-- Begin PROVIDED RECORDS --

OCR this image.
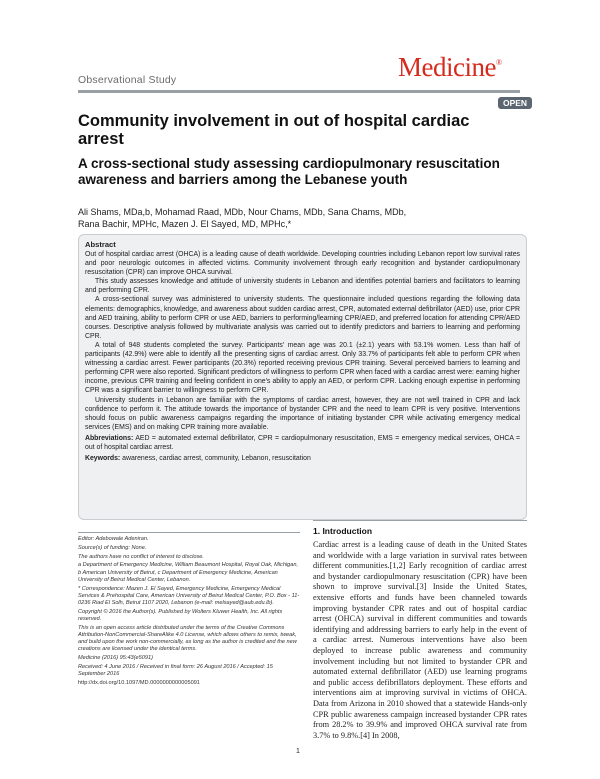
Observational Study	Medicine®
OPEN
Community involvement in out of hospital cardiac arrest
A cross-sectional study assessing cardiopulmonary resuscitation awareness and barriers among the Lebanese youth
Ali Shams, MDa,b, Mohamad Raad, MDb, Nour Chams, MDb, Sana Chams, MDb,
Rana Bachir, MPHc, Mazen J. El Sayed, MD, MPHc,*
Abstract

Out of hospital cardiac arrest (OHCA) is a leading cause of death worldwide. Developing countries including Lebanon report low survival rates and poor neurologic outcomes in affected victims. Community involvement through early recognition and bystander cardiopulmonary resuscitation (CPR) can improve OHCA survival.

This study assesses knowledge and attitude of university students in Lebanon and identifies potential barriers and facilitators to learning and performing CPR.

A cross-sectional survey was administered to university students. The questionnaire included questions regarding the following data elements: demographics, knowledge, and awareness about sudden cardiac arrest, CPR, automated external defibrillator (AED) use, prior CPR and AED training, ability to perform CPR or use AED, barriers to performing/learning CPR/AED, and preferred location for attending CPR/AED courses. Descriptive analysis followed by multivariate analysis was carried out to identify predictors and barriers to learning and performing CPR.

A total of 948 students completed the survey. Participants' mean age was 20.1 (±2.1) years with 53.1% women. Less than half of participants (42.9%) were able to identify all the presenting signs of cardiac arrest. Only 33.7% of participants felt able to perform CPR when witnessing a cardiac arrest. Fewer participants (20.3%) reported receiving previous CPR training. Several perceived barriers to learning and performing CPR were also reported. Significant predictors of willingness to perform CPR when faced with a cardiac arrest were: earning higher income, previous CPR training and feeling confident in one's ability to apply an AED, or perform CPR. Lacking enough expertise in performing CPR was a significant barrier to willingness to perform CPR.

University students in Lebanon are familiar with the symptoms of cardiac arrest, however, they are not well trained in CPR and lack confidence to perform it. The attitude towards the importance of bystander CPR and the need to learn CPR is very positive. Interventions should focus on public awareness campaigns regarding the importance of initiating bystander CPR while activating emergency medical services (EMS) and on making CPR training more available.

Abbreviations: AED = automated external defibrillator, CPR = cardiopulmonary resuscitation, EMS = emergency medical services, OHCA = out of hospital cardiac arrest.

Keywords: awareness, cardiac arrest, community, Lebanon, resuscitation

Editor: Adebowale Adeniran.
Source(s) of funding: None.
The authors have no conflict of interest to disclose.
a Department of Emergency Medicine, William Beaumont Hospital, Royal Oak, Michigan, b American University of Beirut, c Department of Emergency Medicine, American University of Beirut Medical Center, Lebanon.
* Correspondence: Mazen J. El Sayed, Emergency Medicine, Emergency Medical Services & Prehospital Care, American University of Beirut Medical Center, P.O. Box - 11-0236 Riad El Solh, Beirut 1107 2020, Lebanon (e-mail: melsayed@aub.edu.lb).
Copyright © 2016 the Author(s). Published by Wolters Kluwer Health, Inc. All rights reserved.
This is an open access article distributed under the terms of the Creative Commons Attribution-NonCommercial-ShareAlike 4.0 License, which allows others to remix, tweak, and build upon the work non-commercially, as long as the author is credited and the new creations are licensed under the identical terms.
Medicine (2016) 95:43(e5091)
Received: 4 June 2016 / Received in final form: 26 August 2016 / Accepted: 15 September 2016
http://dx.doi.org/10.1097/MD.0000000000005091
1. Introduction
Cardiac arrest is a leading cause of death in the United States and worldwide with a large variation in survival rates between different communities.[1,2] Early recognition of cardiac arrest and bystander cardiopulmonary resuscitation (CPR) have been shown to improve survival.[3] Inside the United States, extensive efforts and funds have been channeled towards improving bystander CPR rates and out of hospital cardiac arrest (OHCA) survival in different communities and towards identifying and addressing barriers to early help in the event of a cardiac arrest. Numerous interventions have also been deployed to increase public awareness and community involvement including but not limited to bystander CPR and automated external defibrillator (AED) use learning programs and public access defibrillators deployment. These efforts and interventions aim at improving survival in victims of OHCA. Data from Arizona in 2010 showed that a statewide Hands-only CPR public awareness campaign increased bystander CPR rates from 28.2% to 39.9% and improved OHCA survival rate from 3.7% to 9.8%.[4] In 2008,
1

-- End PROVIDED RECORDS --

▶ _SHORT PROBLEM_
Scan the lines for the string "American". Pick out every line that has it.

▶ _RESPONSE TO THE EXERCISE_
a Department of Emergency Medicine, William Beaumont Hospital, Royal Oak, Michigan, b American University of Beirut, c Department of Emergency Medicine, American University of Beirut Medical Center, Lebanon.
* Correspondence: Mazen J. El Sayed, Emergency Medicine, Emergency Medical Services & Prehospital Care, American University of Beirut Medical Center, P.O. Box - 11-0236 Riad El Solh, Beirut 1107 2020, Lebanon (e-mail: melsayed@aub.edu.lb).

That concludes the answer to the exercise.